— Extracted entries —
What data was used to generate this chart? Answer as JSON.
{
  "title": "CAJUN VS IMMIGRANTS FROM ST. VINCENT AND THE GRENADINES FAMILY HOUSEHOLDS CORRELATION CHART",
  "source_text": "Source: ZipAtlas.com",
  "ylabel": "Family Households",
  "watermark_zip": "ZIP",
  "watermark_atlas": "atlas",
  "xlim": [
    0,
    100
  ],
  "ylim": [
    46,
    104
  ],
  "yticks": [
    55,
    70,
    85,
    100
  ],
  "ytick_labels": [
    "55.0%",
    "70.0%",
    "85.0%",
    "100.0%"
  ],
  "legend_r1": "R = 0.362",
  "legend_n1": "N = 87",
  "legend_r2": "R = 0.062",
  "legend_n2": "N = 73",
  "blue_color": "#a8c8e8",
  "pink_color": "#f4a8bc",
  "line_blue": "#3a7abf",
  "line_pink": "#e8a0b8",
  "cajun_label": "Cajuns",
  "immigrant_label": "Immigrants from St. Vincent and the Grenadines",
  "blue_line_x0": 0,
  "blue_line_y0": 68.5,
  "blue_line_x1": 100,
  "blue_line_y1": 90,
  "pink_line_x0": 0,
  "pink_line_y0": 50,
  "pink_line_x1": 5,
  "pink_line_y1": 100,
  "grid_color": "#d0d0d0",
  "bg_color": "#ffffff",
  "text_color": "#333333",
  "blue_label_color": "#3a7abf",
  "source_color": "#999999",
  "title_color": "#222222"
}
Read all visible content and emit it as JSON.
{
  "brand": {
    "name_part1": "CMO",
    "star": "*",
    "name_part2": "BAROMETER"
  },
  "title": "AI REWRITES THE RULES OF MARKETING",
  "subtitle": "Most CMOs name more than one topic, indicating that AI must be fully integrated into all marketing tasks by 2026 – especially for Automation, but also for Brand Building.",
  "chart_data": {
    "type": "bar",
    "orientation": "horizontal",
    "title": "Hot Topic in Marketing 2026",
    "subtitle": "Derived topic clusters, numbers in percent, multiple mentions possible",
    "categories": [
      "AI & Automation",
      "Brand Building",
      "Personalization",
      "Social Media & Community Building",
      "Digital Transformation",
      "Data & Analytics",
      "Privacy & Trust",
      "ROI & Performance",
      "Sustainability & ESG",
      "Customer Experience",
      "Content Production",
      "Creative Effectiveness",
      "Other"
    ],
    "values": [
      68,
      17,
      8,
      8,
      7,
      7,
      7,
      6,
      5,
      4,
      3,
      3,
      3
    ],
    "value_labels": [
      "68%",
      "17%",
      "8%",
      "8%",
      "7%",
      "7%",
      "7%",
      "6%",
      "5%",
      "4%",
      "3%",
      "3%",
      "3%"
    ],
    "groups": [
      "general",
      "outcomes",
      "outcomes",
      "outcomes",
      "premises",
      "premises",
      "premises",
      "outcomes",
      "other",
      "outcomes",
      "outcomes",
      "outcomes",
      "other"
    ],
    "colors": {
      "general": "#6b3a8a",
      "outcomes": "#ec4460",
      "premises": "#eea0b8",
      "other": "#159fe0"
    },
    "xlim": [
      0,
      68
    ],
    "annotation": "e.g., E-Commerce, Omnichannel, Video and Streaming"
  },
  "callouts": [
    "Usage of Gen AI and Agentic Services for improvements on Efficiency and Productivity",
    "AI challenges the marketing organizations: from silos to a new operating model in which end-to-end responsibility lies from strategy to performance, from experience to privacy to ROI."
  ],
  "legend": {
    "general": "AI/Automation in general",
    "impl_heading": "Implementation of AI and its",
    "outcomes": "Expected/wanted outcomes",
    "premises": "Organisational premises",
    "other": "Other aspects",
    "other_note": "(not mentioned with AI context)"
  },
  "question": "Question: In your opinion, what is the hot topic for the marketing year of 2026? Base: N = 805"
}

— Requirement —
Every line that holds the word "Automation" should be extracted.

— Reply —
  "subtitle": "Most CMOs name more than one topic, indicating that AI must be fully integrated into all marketing tasks by 2026 – especially for Automation, but also for Brand Building.",
      "AI & Automation",
    "general": "AI/Automation in general",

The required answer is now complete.